#### Records for processing:
- - - - - - -

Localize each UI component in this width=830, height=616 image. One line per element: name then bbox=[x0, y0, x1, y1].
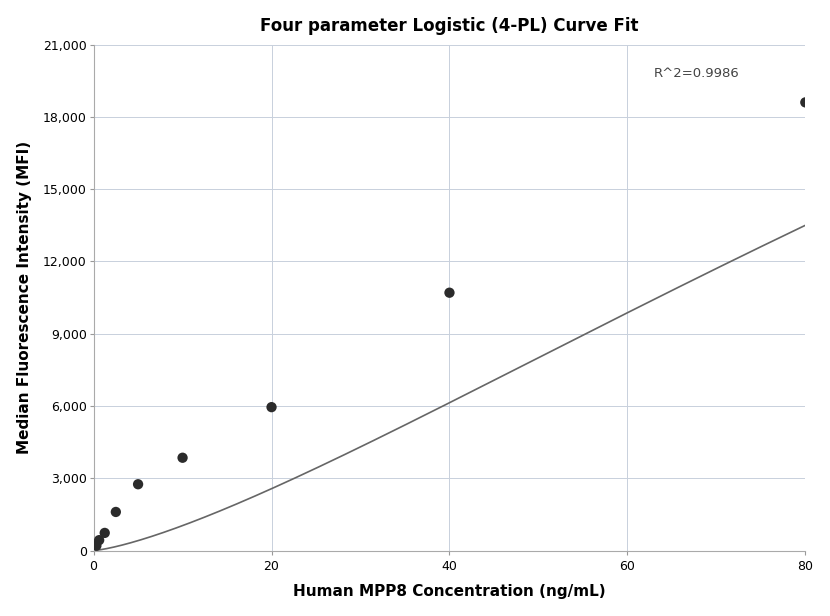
Point bbox=[798, 97, 812, 107]
Title: Four parameter Logistic (4-PL) Curve Fit: Four parameter Logistic (4-PL) Curve Fit bbox=[261, 17, 639, 34]
Point bbox=[110, 507, 123, 517]
Point bbox=[90, 541, 103, 551]
Point bbox=[443, 288, 457, 298]
Point bbox=[131, 479, 144, 489]
Point bbox=[98, 528, 111, 538]
Point bbox=[92, 535, 105, 545]
X-axis label: Human MPP8 Concentration (ng/mL): Human MPP8 Concentration (ng/mL) bbox=[293, 585, 606, 599]
Point bbox=[265, 402, 278, 412]
Point bbox=[176, 453, 189, 463]
Text: R^2=0.9986: R^2=0.9986 bbox=[654, 67, 740, 80]
Y-axis label: Median Fluorescence Intensity (MFI): Median Fluorescence Intensity (MFI) bbox=[17, 141, 32, 454]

- - - - - - -

#### Directions for this task:
Could you reproduce every line of the data above word for word, leaving out the picture?

#### Completed task:
Localize each UI component in this width=830, height=616 image. One line per element: name then bbox=[x0, y0, x1, y1].
Point bbox=[798, 97, 812, 107]
Title: Four parameter Logistic (4-PL) Curve Fit: Four parameter Logistic (4-PL) Curve Fit bbox=[261, 17, 639, 34]
Point bbox=[110, 507, 123, 517]
Point bbox=[90, 541, 103, 551]
Point bbox=[443, 288, 457, 298]
Point bbox=[131, 479, 144, 489]
Point bbox=[98, 528, 111, 538]
Point bbox=[92, 535, 105, 545]
X-axis label: Human MPP8 Concentration (ng/mL): Human MPP8 Concentration (ng/mL) bbox=[293, 585, 606, 599]
Point bbox=[265, 402, 278, 412]
Point bbox=[176, 453, 189, 463]
Text: R^2=0.9986: R^2=0.9986 bbox=[654, 67, 740, 80]
Y-axis label: Median Fluorescence Intensity (MFI): Median Fluorescence Intensity (MFI) bbox=[17, 141, 32, 454]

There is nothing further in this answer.